What is needed ->
Reproduce every entry exactly and leave its pictures out.

Provided data ->

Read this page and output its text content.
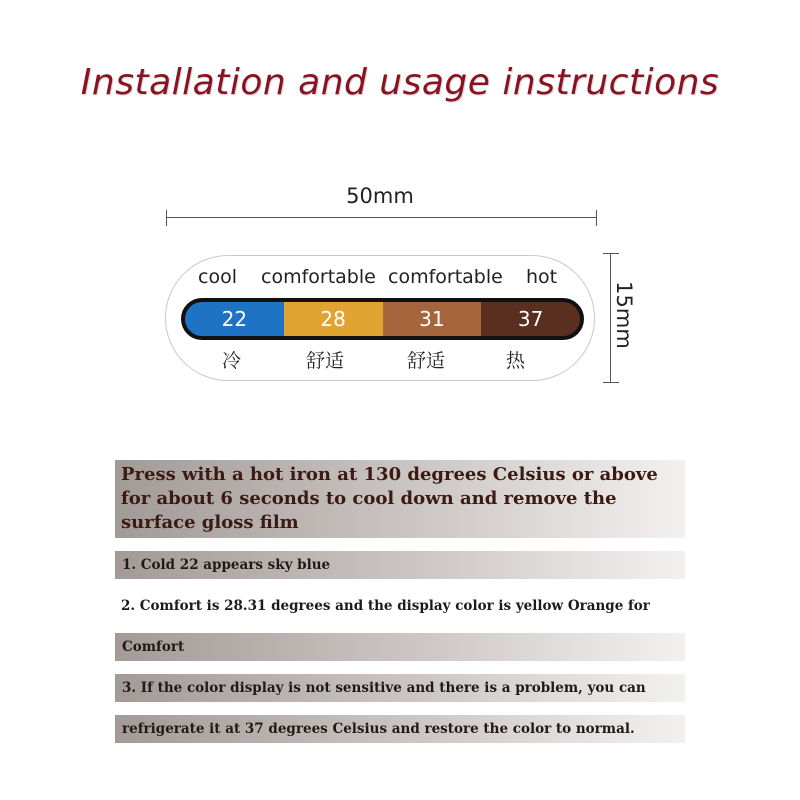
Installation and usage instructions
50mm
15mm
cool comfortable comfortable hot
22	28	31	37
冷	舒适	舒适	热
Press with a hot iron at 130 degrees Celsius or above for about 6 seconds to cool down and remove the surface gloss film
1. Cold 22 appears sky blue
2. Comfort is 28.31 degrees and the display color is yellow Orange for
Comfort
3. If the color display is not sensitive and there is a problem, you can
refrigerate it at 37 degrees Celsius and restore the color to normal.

Full output ->
Read this page and output its text content.
Installation and usage instructions
50mm
15mm
cool comfortable comfortable hot
22	28	31	37
冷	舒适	舒适	热
Press with a hot iron at 130 degrees Celsius or above for about 6 seconds to cool down and remove the surface gloss film
1. Cold 22 appears sky blue
2. Comfort is 28.31 degrees and the display color is yellow Orange for
Comfort
3. If the color display is not sensitive and there is a problem, you can
refrigerate it at 37 degrees Celsius and restore the color to normal.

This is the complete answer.